start

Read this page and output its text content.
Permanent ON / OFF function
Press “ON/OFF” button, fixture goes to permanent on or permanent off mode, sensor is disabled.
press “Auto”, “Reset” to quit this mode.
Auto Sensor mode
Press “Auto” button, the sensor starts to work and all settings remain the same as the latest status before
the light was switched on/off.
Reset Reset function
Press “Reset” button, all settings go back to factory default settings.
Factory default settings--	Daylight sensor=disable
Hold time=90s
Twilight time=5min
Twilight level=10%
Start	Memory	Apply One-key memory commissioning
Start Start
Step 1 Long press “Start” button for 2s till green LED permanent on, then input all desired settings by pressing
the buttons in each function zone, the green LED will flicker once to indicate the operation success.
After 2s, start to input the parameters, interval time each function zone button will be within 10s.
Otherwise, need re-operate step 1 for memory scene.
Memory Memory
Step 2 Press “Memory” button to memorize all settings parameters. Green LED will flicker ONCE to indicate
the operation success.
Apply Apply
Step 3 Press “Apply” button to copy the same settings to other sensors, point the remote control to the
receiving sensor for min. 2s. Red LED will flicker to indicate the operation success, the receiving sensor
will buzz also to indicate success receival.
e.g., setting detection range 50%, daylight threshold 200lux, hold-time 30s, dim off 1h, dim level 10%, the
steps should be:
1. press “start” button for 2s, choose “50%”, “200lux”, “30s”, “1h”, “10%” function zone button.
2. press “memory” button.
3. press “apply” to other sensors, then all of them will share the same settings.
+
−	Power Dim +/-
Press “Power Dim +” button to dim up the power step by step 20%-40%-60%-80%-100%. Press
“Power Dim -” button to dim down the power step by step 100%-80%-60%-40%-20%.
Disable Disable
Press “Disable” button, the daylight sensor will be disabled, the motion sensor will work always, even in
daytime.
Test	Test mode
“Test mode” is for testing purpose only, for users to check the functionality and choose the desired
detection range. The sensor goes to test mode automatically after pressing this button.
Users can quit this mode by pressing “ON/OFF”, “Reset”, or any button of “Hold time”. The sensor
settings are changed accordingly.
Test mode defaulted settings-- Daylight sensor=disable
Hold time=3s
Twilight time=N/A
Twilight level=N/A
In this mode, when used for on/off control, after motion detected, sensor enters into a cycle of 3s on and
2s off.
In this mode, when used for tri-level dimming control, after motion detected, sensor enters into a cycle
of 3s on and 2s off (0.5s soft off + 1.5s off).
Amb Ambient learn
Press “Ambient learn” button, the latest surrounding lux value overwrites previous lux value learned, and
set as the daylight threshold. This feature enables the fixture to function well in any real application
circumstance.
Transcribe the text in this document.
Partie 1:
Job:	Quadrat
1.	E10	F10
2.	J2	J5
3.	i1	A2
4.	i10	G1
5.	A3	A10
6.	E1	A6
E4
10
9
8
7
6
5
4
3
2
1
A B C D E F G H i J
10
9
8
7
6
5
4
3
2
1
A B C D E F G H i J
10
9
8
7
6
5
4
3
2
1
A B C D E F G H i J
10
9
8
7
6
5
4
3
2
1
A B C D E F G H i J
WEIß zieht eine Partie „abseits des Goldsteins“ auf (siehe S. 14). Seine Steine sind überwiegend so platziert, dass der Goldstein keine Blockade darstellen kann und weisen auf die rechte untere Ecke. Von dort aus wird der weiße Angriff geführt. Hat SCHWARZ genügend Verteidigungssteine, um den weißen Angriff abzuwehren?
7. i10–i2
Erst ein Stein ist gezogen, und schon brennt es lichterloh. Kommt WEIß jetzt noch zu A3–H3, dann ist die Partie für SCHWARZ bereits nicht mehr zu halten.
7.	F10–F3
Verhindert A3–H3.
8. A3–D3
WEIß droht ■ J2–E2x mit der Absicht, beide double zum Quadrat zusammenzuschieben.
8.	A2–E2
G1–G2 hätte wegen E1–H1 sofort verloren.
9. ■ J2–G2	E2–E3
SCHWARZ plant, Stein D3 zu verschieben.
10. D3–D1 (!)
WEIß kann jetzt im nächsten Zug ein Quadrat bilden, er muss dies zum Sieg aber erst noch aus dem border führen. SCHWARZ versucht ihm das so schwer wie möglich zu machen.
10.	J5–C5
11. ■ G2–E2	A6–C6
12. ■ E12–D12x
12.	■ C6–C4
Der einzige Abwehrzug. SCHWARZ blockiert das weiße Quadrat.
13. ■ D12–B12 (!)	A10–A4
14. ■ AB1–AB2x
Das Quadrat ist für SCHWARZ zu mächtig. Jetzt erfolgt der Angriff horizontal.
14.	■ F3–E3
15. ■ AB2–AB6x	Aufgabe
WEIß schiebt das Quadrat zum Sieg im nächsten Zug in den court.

end

=== TO DO ===
Reproduce every record above exactly as it appears.

=== THE OUTPUT ===
Read this page and output its text content.
Permanent ON / OFF function
Press “ON/OFF” button, fixture goes to permanent on or permanent off mode, sensor is disabled.
press “Auto”, “Reset” to quit this mode.
Auto Sensor mode
Press “Auto” button, the sensor starts to work and all settings remain the same as the latest status before
the light was switched on/off.
Reset Reset function
Press “Reset” button, all settings go back to factory default settings.
Factory default settings--	Daylight sensor=disable
Hold time=90s
Twilight time=5min
Twilight level=10%
Start	Memory	Apply One-key memory commissioning
Start Start
Step 1 Long press “Start” button for 2s till green LED permanent on, then input all desired settings by pressing
the buttons in each function zone, the green LED will flicker once to indicate the operation success.
After 2s, start to input the parameters, interval time each function zone button will be within 10s.
Otherwise, need re-operate step 1 for memory scene.
Memory Memory
Step 2 Press “Memory” button to memorize all settings parameters. Green LED will flicker ONCE to indicate
the operation success.
Apply Apply
Step 3 Press “Apply” button to copy the same settings to other sensors, point the remote control to the
receiving sensor for min. 2s. Red LED will flicker to indicate the operation success, the receiving sensor
will buzz also to indicate success receival.
e.g., setting detection range 50%, daylight threshold 200lux, hold-time 30s, dim off 1h, dim level 10%, the
steps should be:
1. press “start” button for 2s, choose “50%”, “200lux”, “30s”, “1h”, “10%” function zone button.
2. press “memory” button.
3. press “apply” to other sensors, then all of them will share the same settings.
+
−	Power Dim +/-
Press “Power Dim +” button to dim up the power step by step 20%-40%-60%-80%-100%. Press
“Power Dim -” button to dim down the power step by step 100%-80%-60%-40%-20%.
Disable Disable
Press “Disable” button, the daylight sensor will be disabled, the motion sensor will work always, even in
daytime.
Test	Test mode
“Test mode” is for testing purpose only, for users to check the functionality and choose the desired
detection range. The sensor goes to test mode automatically after pressing this button.
Users can quit this mode by pressing “ON/OFF”, “Reset”, or any button of “Hold time”. The sensor
settings are changed accordingly.
Test mode defaulted settings-- Daylight sensor=disable
Hold time=3s
Twilight time=N/A
Twilight level=N/A
In this mode, when used for on/off control, after motion detected, sensor enters into a cycle of 3s on and
2s off.
In this mode, when used for tri-level dimming control, after motion detected, sensor enters into a cycle
of 3s on and 2s off (0.5s soft off + 1.5s off).
Amb Ambient learn
Press “Ambient learn” button, the latest surrounding lux value overwrites previous lux value learned, and
set as the daylight threshold. This feature enables the fixture to function well in any real application
circumstance.
Transcribe the text in this document.
Partie 1:
Job:	Quadrat
1.	E10	F10
2.	J2	J5
3.	i1	A2
4.	i10	G1
5.	A3	A10
6.	E1	A6
E4
10
9
8
7
6
5
4
3
2
1
A B C D E F G H i J
10
9
8
7
6
5
4
3
2
1
A B C D E F G H i J
10
9
8
7
6
5
4
3
2
1
A B C D E F G H i J
10
9
8
7
6
5
4
3
2
1
A B C D E F G H i J
WEIß zieht eine Partie „abseits des Goldsteins“ auf (siehe S. 14). Seine Steine sind überwiegend so platziert, dass der Goldstein keine Blockade darstellen kann und weisen auf die rechte untere Ecke. Von dort aus wird der weiße Angriff geführt. Hat SCHWARZ genügend Verteidigungssteine, um den weißen Angriff abzuwehren?
7. i10–i2
Erst ein Stein ist gezogen, und schon brennt es lichterloh. Kommt WEIß jetzt noch zu A3–H3, dann ist die Partie für SCHWARZ bereits nicht mehr zu halten.
7.	F10–F3
Verhindert A3–H3.
8. A3–D3
WEIß droht ■ J2–E2x mit der Absicht, beide double zum Quadrat zusammenzuschieben.
8.	A2–E2
G1–G2 hätte wegen E1–H1 sofort verloren.
9. ■ J2–G2	E2–E3
SCHWARZ plant, Stein D3 zu verschieben.
10. D3–D1 (!)
WEIß kann jetzt im nächsten Zug ein Quadrat bilden, er muss dies zum Sieg aber erst noch aus dem border führen. SCHWARZ versucht ihm das so schwer wie möglich zu machen.
10.	J5–C5
11. ■ G2–E2	A6–C6
12. ■ E12–D12x
12.	■ C6–C4
Der einzige Abwehrzug. SCHWARZ blockiert das weiße Quadrat.
13. ■ D12–B12 (!)	A10–A4
14. ■ AB1–AB2x
Das Quadrat ist für SCHWARZ zu mächtig. Jetzt erfolgt der Angriff horizontal.
14.	■ F3–E3
15. ■ AB2–AB6x	Aufgabe
WEIß schiebt das Quadrat zum Sieg im nächsten Zug in den court.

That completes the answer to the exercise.